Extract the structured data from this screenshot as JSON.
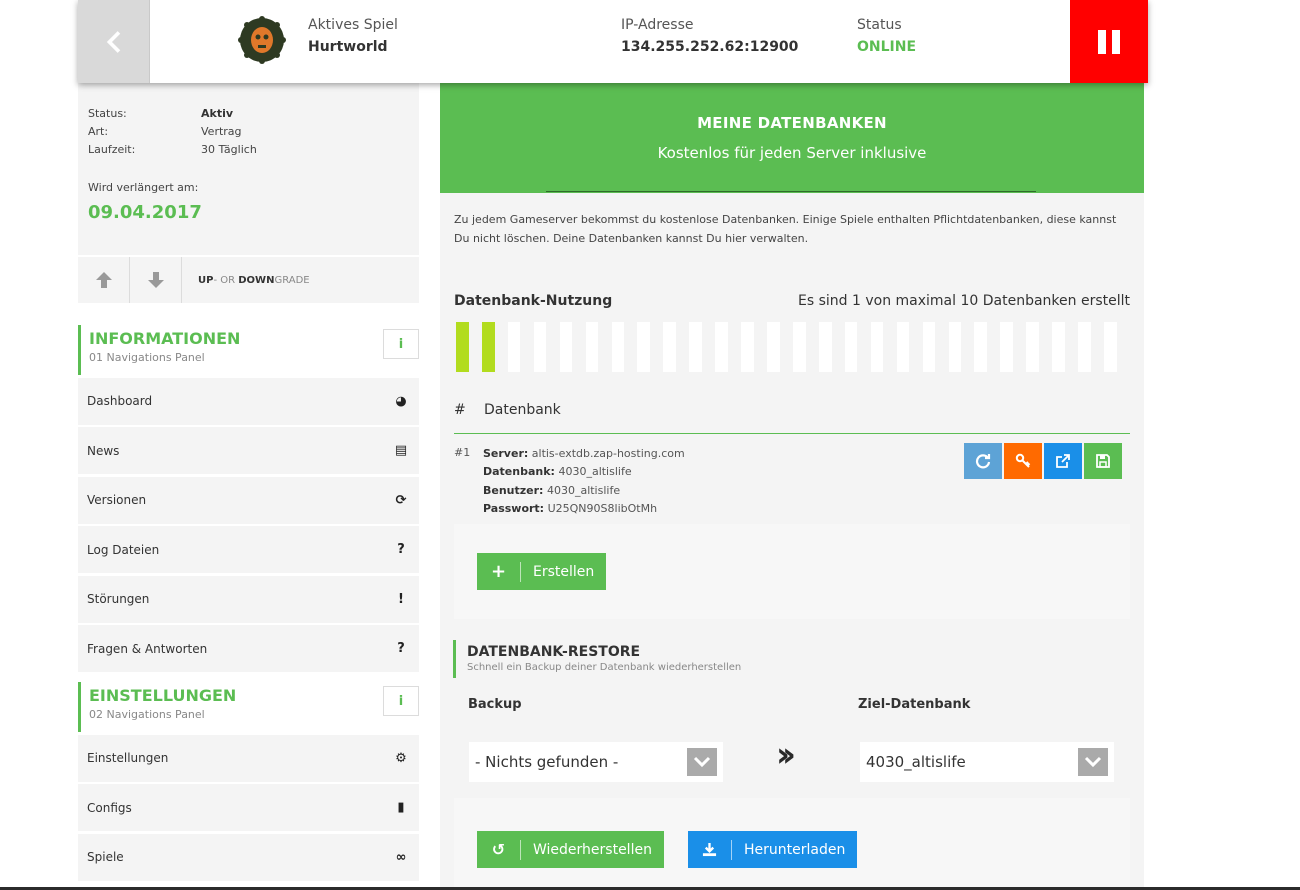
{
  "header": {
    "active_game_label": "Aktives Spiel",
    "active_game_value": "Hurtworld",
    "ip_label": "IP-Adresse",
    "ip_value": "134.255.252.62:12900",
    "status_label": "Status",
    "status_value": "ONLINE",
    "status_color": "#5bbd52",
    "pause_color": "#ff0000"
  },
  "sidebar": {
    "info": [
      {
        "key": "Status:",
        "value": "Aktiv"
      },
      {
        "key": "Art:",
        "value": "Vertrag"
      },
      {
        "key": "Laufzeit:",
        "value": "30 Täglich"
      }
    ],
    "renew_label": "Wird verlängert am:",
    "renew_date": "09.04.2017",
    "updown_up": "UP",
    "updown_or": "- OR ",
    "updown_down": "DOWN",
    "updown_grade": "GRADE",
    "sections": [
      {
        "title": "INFORMATIONEN",
        "subtitle": "01 Navigations Panel",
        "info_icon": "i",
        "items": [
          {
            "label": "Dashboard",
            "icon": "dashboard-icon"
          },
          {
            "label": "News",
            "icon": "newspaper-icon"
          },
          {
            "label": "Versionen",
            "icon": "refresh-icon"
          },
          {
            "label": "Log Dateien",
            "icon": "question-icon"
          },
          {
            "label": "Störungen",
            "icon": "exclamation-icon"
          },
          {
            "label": "Fragen & Antworten",
            "icon": "question-icon"
          }
        ]
      },
      {
        "title": "EINSTELLUNGEN",
        "subtitle": "02 Navigations Panel",
        "info_icon": "i",
        "items": [
          {
            "label": "Einstellungen",
            "icon": "gears-icon"
          },
          {
            "label": "Configs",
            "icon": "file-icon"
          },
          {
            "label": "Spiele",
            "icon": "gamepad-icon"
          }
        ]
      }
    ]
  },
  "main": {
    "banner_title": "MEINE DATENBANKEN",
    "banner_subtitle": "Kostenlos für jeden Server inklusive",
    "intro": "Zu jedem Gameserver bekommst du kostenlose Datenbanken. Einige Spiele enthalten Pflichtdatenbanken, diese kannst Du nicht löschen. Deine Datenbanken kannst Du hier verwalten.",
    "usage_title": "Datenbank-Nutzung",
    "usage_text": "Es sind 1 von maximal 10 Datenbanken erstellt",
    "usage_used": 2,
    "usage_total": 26,
    "table_col_num": "#",
    "table_col_db": "Datenbank",
    "databases": [
      {
        "num": "#1",
        "server_label": "Server:",
        "server": "altis-extdb.zap-hosting.com",
        "db_label": "Datenbank:",
        "db": "4030_altislife",
        "user_label": "Benutzer:",
        "user": "4030_altislife",
        "pass_label": "Passwort:",
        "pass": "U25QN90S8libOtMh"
      }
    ],
    "create_label": "Erstellen",
    "restore_title": "DATENBANK-RESTORE",
    "restore_subtitle": "Schnell ein Backup deiner Datenbank wiederherstellen",
    "backup_label": "Backup",
    "backup_value": "- Nichts gefunden -",
    "target_label": "Ziel-Datenbank",
    "target_value": "4030_altislife",
    "restore_button": "Wiederherstellen",
    "download_button": "Herunterladen"
  }
}
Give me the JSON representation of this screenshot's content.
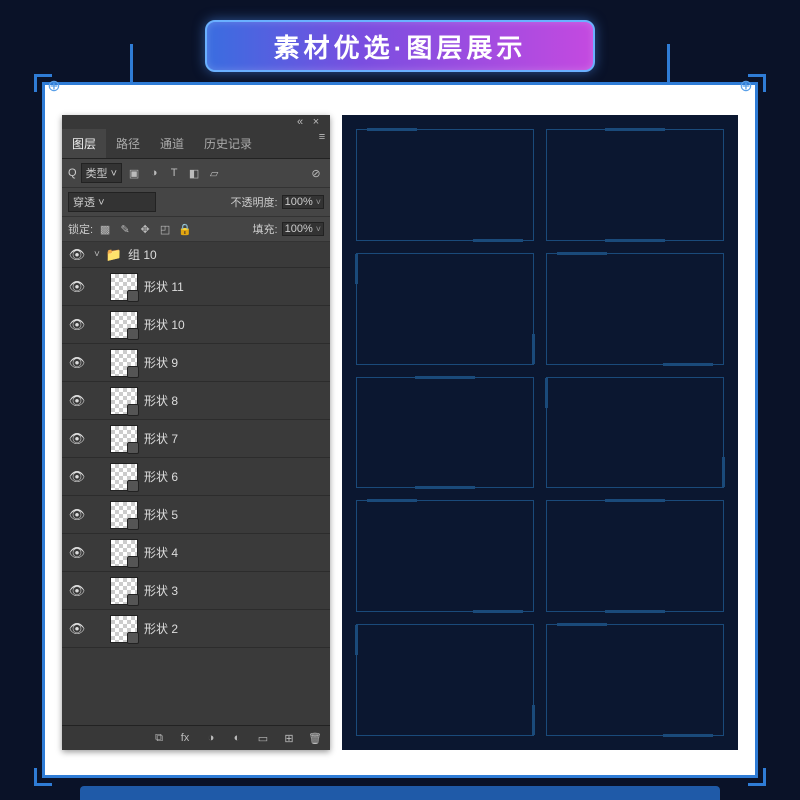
{
  "title": "素材优选·图层展示",
  "panel": {
    "tabs": [
      "图层",
      "路径",
      "通道",
      "历史记录"
    ],
    "active_tab": 0,
    "filter_label": "类型",
    "blend_mode": "穿透",
    "opacity_label": "不透明度:",
    "opacity_value": "100%",
    "lock_label": "锁定:",
    "fill_label": "填充:",
    "fill_value": "100%",
    "group_name": "组 10",
    "layers": [
      {
        "name": "形状 11"
      },
      {
        "name": "形状 10"
      },
      {
        "name": "形状 9"
      },
      {
        "name": "形状 8"
      },
      {
        "name": "形状 7"
      },
      {
        "name": "形状 6"
      },
      {
        "name": "形状 5"
      },
      {
        "name": "形状 4"
      },
      {
        "name": "形状 3"
      },
      {
        "name": "形状 2"
      }
    ],
    "footer_fx": "fx"
  },
  "search_prefix": "Q"
}
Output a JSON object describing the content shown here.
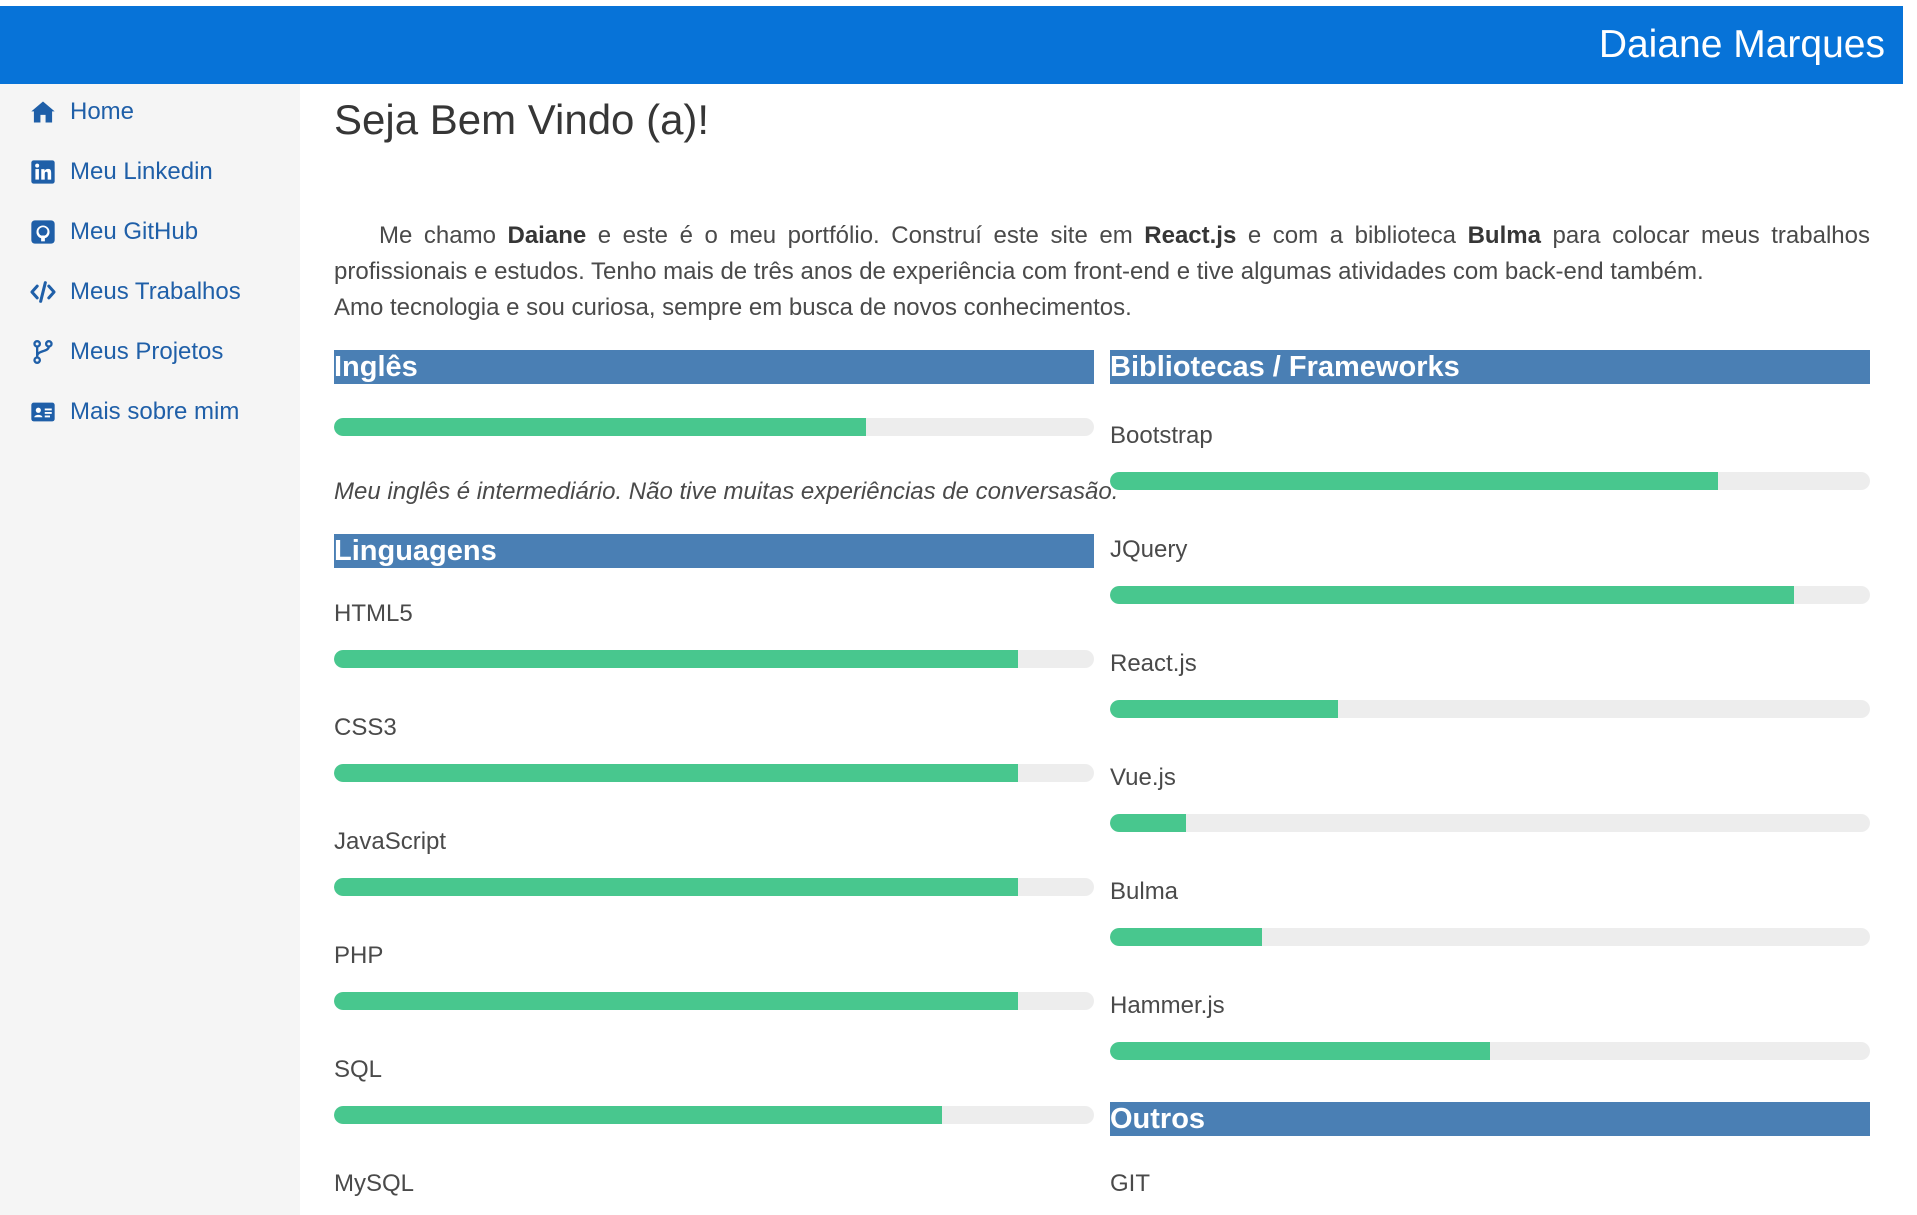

▶ [YOUR INSTRUCTIONS]:
Quote the preceding records in their entirety, excluding every picture.

▶ [RESPONSE TO THE EXERCISE]:
Extract the structured data from this screenshot as JSON.
{
  "header": {
    "active_game_label": "Aktives Spiel",
    "active_game_value": "Hurtworld",
    "ip_label": "IP-Adresse",
    "ip_value": "134.255.252.62:12900",
    "status_label": "Status",
    "status_value": "ONLINE",
    "status_color": "#5bbd52",
    "pause_color": "#ff0000"
  },
  "sidebar": {
    "info": [
      {
        "key": "Status:",
        "value": "Aktiv"
      },
      {
        "key": "Art:",
        "value": "Vertrag"
      },
      {
        "key": "Laufzeit:",
        "value": "30 Täglich"
      }
    ],
    "renew_label": "Wird verlängert am:",
    "renew_date": "09.04.2017",
    "updown_up": "UP",
    "updown_or": "- OR ",
    "updown_down": "DOWN",
    "updown_grade": "GRADE",
    "sections": [
      {
        "title": "INFORMATIONEN",
        "subtitle": "01 Navigations Panel",
        "info_icon": "i",
        "items": [
          {
            "label": "Dashboard",
            "icon": "dashboard-icon"
          },
          {
            "label": "News",
            "icon": "newspaper-icon"
          },
          {
            "label": "Versionen",
            "icon": "refresh-icon"
          },
          {
            "label": "Log Dateien",
            "icon": "question-icon"
          },
          {
            "label": "Störungen",
            "icon": "exclamation-icon"
          },
          {
            "label": "Fragen & Antworten",
            "icon": "question-icon"
          }
        ]
      },
      {
        "title": "EINSTELLUNGEN",
        "subtitle": "02 Navigations Panel",
        "info_icon": "i",
        "items": [
          {
            "label": "Einstellungen",
            "icon": "gears-icon"
          },
          {
            "label": "Configs",
            "icon": "file-icon"
          },
          {
            "label": "Spiele",
            "icon": "gamepad-icon"
          }
        ]
      }
    ]
  },
  "main": {
    "banner_title": "MEINE DATENBANKEN",
    "banner_subtitle": "Kostenlos für jeden Server inklusive",
    "intro": "Zu jedem Gameserver bekommst du kostenlose Datenbanken. Einige Spiele enthalten Pflichtdatenbanken, diese kannst Du nicht löschen. Deine Datenbanken kannst Du hier verwalten.",
    "usage_title": "Datenbank-Nutzung",
    "usage_text": "Es sind 1 von maximal 10 Datenbanken erstellt",
    "usage_used": 2,
    "usage_total": 26,
    "table_col_num": "#",
    "table_col_db": "Datenbank",
    "databases": [
      {
        "num": "#1",
        "server_label": "Server:",
        "server": "altis-extdb.zap-hosting.com",
        "db_label": "Datenbank:",
        "db": "4030_altislife",
        "user_label": "Benutzer:",
        "user": "4030_altislife",
        "pass_label": "Passwort:",
        "pass": "U25QN90S8libOtMh"
      }
    ],
    "create_label": "Erstellen",
    "restore_title": "DATENBANK-RESTORE",
    "restore_subtitle": "Schnell ein Backup deiner Datenbank wiederherstellen",
    "backup_label": "Backup",
    "backup_value": "- Nichts gefunden -",
    "target_label": "Ziel-Datenbank",
    "target_value": "4030_altislife",
    "restore_button": "Wiederherstellen",
    "download_button": "Herunterladen"
  }
}
Give me the JSON representation of this screenshot's content.
{
  "title": "素材优选·图层展示",
  "panel": {
    "tabs": [
      "图层",
      "路径",
      "通道",
      "历史记录"
    ],
    "active_tab": 0,
    "filter_label": "类型",
    "blend_mode": "穿透",
    "opacity_label": "不透明度:",
    "opacity_value": "100%",
    "lock_label": "锁定:",
    "fill_label": "填充:",
    "fill_value": "100%",
    "group_name": "组 10",
    "layers": [
      {
        "name": "形状 11"
      },
      {
        "name": "形状 10"
      },
      {
        "name": "形状 9"
      },
      {
        "name": "形状 8"
      },
      {
        "name": "形状 7"
      },
      {
        "name": "形状 6"
      },
      {
        "name": "形状 5"
      },
      {
        "name": "形状 4"
      },
      {
        "name": "形状 3"
      },
      {
        "name": "形状 2"
      }
    ],
    "footer_fx": "fx"
  },
  "search_prefix": "Q"
}
Output a JSON object describing the content shown here.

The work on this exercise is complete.